EXERCISE DIRECTIONS: From the listing below, pull out all lines with "疫情影响我出门使用" in them.

INPUT DATA:
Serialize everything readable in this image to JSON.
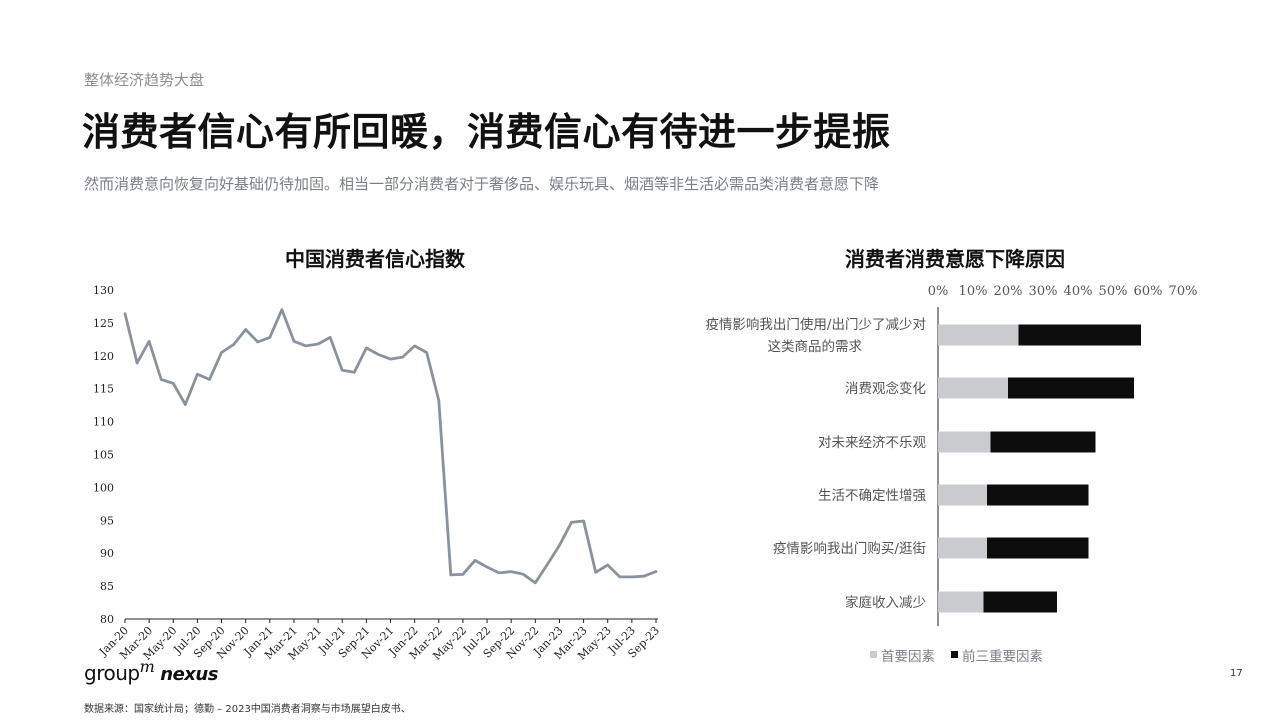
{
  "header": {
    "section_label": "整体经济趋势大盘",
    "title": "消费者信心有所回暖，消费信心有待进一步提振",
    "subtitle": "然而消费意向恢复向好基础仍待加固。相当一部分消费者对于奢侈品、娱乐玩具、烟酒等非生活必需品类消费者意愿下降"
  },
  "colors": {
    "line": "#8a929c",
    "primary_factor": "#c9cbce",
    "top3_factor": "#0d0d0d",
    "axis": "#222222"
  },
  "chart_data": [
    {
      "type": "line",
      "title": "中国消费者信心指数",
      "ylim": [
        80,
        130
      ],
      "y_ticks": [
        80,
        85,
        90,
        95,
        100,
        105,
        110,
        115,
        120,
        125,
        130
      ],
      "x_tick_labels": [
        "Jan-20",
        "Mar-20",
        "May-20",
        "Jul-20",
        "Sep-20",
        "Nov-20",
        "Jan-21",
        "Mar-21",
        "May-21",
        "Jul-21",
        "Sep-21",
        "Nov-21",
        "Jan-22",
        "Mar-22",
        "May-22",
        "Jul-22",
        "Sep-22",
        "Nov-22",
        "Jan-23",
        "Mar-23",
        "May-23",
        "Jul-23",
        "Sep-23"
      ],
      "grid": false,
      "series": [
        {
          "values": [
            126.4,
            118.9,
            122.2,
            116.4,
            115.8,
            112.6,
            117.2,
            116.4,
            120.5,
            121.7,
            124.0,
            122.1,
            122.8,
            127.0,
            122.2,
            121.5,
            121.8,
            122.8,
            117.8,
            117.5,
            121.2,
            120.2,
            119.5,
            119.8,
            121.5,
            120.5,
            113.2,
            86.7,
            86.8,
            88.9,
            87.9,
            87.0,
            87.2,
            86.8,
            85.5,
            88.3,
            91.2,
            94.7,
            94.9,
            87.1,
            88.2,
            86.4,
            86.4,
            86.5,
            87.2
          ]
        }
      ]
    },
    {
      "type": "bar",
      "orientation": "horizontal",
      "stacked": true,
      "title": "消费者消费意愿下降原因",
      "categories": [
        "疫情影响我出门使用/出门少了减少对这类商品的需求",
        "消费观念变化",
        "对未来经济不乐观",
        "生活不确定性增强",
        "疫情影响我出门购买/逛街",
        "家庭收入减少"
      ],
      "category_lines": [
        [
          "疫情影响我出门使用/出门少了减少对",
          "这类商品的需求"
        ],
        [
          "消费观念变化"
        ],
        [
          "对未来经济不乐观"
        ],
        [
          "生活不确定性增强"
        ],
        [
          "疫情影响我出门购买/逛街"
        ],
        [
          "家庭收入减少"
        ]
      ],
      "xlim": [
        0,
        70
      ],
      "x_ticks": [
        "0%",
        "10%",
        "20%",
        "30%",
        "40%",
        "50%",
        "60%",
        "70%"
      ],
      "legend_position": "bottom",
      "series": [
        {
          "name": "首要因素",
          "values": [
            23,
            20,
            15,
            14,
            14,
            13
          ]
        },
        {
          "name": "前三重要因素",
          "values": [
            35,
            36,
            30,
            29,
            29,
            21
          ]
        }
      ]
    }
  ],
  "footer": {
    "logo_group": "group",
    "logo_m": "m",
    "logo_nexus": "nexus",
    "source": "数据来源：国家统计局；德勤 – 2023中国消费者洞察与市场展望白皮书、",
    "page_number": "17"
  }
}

RESPONSE TO THIS TASK:
        "疫情影响我出门使用/出门少了减少对这类商品的需求",
          "疫情影响我出门使用/出门少了减少对",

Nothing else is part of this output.